EXTRACTED INFORMATION:
···
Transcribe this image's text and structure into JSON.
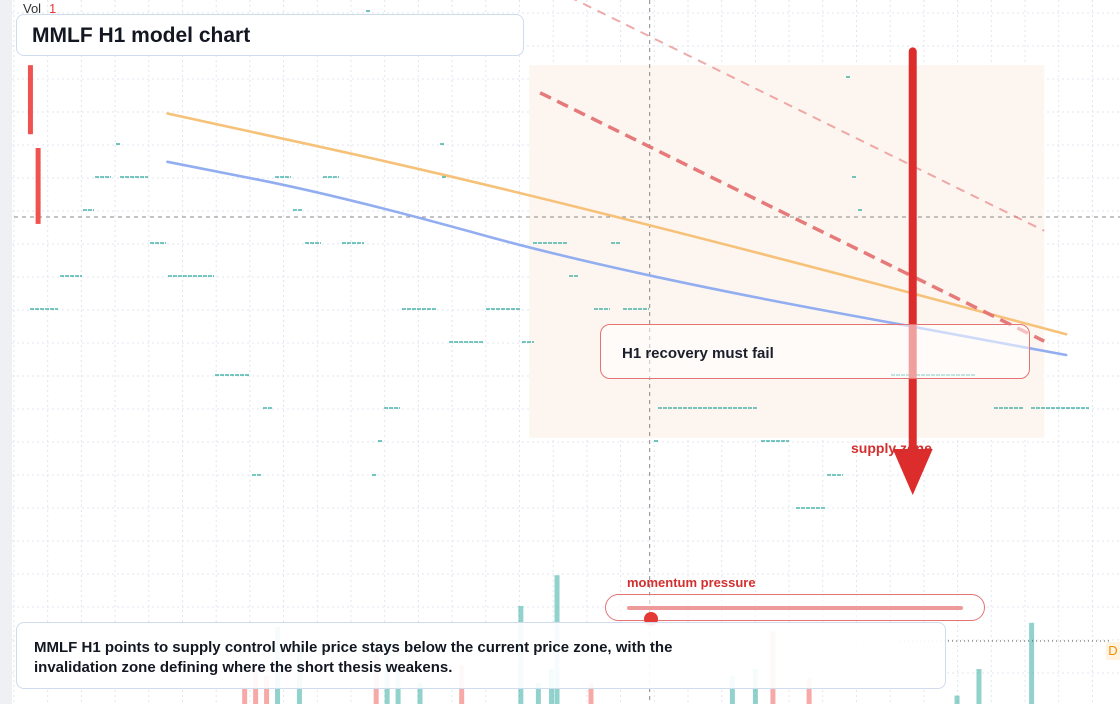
{
  "header": {
    "vol_label": "Vol",
    "vol_value": "1"
  },
  "title": "MMLF H1 model chart",
  "callout": "H1 recovery must fail",
  "zone_label": "supply zone",
  "momentum": {
    "label": "momentum pressure",
    "level": 0.07
  },
  "summary": "MMLF H1 points to supply control while price stays below the current price zone, with the invalidation zone defining where the short thesis weakens.",
  "price_tag": "D",
  "colors": {
    "up": "#26a69a",
    "down": "#ef5350",
    "upper_line": "#f6c27a",
    "lower_line": "#93aef0",
    "projection": "#e57373",
    "arrow": "#dd2c2c",
    "zone": "#fdf6f0"
  },
  "chart_data": {
    "type": "line",
    "x_range": [
      0,
      100
    ],
    "y_range": [
      0,
      100
    ],
    "series": [
      {
        "points": [
          [
            14,
            85
          ],
          [
            40,
            76
          ],
          [
            70,
            64
          ],
          [
            96,
            53
          ]
        ]
      },
      {
        "points": [
          [
            14,
            78
          ],
          [
            30,
            73
          ],
          [
            55,
            62
          ],
          [
            96,
            50
          ]
        ]
      }
    ],
    "projections": [
      {
        "style": "dashed-bold",
        "points": [
          [
            48,
            88
          ],
          [
            94,
            52
          ]
        ]
      },
      {
        "style": "dashed-light",
        "points": [
          [
            48,
            104
          ],
          [
            94,
            68
          ]
        ]
      }
    ],
    "target_arrow": {
      "x": 82,
      "from": 94,
      "to": 30
    },
    "supply_zone": {
      "x": [
        47,
        94
      ],
      "y": [
        38,
        92
      ]
    },
    "price_level": 70,
    "crosshair_x": 58,
    "candles": [
      {
        "x": 1.5,
        "open": 92,
        "close": 82,
        "high": 92,
        "low": 82
      },
      {
        "x": 2.2,
        "open": 80,
        "close": 69,
        "high": 80,
        "low": 69
      }
    ],
    "volume": [
      {
        "x": 21,
        "v": 12,
        "up": false
      },
      {
        "x": 22,
        "v": 25,
        "up": false
      },
      {
        "x": 23,
        "v": 20,
        "up": false
      },
      {
        "x": 24,
        "v": 55,
        "up": true
      },
      {
        "x": 26,
        "v": 40,
        "up": true
      },
      {
        "x": 33,
        "v": 35,
        "up": false
      },
      {
        "x": 34,
        "v": 45,
        "up": true
      },
      {
        "x": 35,
        "v": 30,
        "up": true
      },
      {
        "x": 37,
        "v": 15,
        "up": true
      },
      {
        "x": 40.8,
        "v": 28,
        "up": false
      },
      {
        "x": 46.2,
        "v": 70,
        "up": true
      },
      {
        "x": 47.8,
        "v": 15,
        "up": true
      },
      {
        "x": 49,
        "v": 25,
        "up": true
      },
      {
        "x": 49.5,
        "v": 92,
        "up": true
      },
      {
        "x": 52.6,
        "v": 15,
        "up": false
      },
      {
        "x": 65.5,
        "v": 20,
        "up": true
      },
      {
        "x": 67.6,
        "v": 25,
        "up": true
      },
      {
        "x": 69.2,
        "v": 52,
        "up": false
      },
      {
        "x": 72.5,
        "v": 18,
        "up": false
      },
      {
        "x": 86,
        "v": 6,
        "up": true
      },
      {
        "x": 88,
        "v": 25,
        "up": true
      },
      {
        "x": 92.8,
        "v": 58,
        "up": true
      }
    ]
  }
}
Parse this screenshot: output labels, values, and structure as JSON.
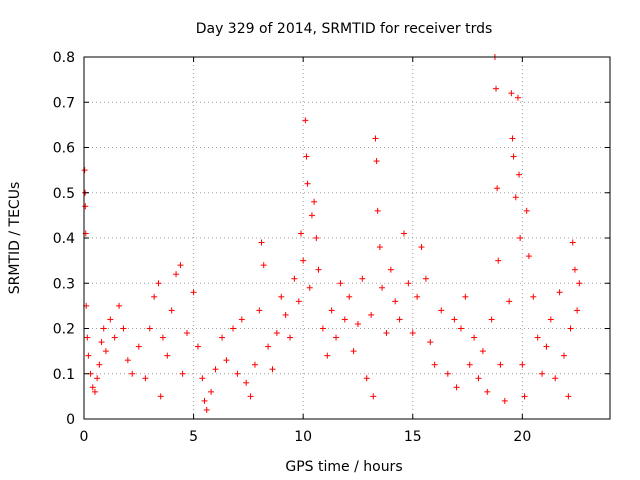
···
From the data above, show each line that contains "JSON".

Transcribe this image's text and structure into JSON.
Parse this screenshot: output labels, values, and structure as JSON.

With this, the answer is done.